WHAT YOU ARE ASKED TO DO ▸ Copy out lines with the word "content" from the material that follows.

RECORDS PROVIDED ▸
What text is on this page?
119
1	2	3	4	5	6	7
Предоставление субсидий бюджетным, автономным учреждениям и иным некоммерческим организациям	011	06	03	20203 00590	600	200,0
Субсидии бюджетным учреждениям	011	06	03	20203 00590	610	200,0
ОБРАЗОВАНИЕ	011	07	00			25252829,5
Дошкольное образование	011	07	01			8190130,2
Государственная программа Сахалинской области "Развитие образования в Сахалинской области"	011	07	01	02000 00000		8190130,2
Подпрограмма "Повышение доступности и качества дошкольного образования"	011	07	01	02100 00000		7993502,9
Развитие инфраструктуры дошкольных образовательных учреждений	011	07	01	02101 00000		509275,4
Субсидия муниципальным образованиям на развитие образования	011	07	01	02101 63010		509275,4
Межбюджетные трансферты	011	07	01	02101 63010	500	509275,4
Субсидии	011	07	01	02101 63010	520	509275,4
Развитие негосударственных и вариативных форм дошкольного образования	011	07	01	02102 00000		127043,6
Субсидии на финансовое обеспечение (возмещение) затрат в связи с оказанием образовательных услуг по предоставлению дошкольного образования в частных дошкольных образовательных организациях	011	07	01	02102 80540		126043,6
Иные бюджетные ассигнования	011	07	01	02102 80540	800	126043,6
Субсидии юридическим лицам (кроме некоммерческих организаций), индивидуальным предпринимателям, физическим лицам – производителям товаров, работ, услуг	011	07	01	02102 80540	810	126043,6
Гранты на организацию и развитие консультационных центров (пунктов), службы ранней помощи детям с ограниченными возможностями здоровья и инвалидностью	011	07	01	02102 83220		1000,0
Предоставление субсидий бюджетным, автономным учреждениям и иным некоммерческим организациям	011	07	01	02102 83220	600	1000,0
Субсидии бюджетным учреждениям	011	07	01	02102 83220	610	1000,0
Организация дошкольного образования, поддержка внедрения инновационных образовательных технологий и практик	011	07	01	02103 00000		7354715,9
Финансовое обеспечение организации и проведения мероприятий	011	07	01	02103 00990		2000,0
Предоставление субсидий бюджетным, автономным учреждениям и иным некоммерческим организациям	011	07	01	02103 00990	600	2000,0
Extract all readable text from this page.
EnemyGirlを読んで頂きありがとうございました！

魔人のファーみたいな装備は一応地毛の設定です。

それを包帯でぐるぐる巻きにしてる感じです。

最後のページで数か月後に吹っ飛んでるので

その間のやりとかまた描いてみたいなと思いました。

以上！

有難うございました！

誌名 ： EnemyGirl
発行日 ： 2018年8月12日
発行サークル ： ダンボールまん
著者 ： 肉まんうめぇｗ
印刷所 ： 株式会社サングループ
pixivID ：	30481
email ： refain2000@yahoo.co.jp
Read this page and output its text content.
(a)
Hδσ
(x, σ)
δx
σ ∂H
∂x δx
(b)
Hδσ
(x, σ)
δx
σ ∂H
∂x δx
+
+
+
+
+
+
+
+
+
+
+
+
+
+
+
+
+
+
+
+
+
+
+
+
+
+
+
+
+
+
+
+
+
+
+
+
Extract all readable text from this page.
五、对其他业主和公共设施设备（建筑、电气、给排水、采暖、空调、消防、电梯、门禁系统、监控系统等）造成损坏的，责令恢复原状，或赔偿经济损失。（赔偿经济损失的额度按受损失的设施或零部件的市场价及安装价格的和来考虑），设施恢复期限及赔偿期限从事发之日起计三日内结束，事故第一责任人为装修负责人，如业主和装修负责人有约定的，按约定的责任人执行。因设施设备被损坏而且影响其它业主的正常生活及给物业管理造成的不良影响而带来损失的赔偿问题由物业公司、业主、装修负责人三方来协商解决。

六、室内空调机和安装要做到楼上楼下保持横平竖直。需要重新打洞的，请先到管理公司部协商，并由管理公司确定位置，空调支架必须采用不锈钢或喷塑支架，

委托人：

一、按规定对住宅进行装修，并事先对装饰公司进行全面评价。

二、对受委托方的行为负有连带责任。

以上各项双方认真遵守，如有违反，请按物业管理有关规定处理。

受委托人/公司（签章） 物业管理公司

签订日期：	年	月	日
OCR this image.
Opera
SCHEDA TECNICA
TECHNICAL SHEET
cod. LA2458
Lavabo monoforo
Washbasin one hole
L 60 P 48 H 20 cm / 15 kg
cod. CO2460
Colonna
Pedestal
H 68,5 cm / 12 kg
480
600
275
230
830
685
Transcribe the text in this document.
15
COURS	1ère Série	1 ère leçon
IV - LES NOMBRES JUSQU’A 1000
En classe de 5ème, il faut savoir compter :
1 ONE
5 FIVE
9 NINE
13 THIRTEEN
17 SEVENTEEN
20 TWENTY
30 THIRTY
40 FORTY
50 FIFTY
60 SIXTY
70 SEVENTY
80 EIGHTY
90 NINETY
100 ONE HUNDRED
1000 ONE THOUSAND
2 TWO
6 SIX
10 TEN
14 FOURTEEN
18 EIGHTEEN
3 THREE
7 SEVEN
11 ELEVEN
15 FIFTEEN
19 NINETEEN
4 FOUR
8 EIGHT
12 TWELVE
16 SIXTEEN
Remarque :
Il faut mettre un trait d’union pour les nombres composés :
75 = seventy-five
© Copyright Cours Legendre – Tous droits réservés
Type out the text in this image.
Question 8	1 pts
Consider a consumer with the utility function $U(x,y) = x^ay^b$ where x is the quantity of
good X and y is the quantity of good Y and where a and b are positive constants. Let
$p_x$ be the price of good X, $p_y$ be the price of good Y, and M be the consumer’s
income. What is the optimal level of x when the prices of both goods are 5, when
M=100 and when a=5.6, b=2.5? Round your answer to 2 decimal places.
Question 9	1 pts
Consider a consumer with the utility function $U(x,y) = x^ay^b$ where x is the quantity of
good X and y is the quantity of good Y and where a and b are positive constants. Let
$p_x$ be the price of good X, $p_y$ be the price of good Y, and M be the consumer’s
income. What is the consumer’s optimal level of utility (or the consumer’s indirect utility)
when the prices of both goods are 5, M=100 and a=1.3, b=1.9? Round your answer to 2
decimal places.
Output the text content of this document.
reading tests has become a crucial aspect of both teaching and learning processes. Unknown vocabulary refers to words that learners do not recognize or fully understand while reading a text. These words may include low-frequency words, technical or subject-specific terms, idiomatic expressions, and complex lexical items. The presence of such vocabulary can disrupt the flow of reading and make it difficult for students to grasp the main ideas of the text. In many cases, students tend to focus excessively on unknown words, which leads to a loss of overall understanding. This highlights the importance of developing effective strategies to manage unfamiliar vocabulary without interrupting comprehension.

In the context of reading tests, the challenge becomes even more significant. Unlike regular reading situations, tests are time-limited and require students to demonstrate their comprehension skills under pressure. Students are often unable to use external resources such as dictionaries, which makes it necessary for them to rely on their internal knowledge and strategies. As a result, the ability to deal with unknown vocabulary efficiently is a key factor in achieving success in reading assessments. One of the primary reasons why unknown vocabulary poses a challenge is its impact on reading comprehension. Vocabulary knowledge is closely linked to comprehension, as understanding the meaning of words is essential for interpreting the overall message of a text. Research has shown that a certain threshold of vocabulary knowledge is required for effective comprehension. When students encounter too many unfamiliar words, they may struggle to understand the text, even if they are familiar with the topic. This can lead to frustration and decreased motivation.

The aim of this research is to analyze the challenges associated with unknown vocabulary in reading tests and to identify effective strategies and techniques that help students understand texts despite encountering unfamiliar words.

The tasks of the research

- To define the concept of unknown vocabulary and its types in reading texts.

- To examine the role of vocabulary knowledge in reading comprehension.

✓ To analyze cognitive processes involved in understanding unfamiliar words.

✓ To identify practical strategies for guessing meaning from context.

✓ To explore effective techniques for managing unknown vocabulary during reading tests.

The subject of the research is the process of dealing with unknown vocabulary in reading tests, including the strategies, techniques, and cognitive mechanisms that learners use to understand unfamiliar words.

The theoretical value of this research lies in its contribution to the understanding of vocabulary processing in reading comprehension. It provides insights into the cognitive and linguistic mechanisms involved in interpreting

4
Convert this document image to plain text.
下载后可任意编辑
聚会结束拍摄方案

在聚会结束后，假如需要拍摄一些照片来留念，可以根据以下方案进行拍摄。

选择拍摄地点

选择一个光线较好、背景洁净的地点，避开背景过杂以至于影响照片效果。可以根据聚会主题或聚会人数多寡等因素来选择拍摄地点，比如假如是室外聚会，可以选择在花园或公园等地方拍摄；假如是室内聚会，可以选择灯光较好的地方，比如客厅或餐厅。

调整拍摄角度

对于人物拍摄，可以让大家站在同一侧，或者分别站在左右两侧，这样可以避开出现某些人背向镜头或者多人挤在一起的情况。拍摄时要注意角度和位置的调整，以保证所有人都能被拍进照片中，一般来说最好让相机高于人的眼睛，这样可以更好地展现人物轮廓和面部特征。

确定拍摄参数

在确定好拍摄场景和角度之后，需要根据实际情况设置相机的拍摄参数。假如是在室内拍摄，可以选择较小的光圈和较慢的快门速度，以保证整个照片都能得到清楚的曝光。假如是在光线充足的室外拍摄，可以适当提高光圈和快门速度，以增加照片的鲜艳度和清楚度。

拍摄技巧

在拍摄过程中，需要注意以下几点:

WRITTEN ANSWER ▸
Read this page and output its text content.
Output the text content of this document.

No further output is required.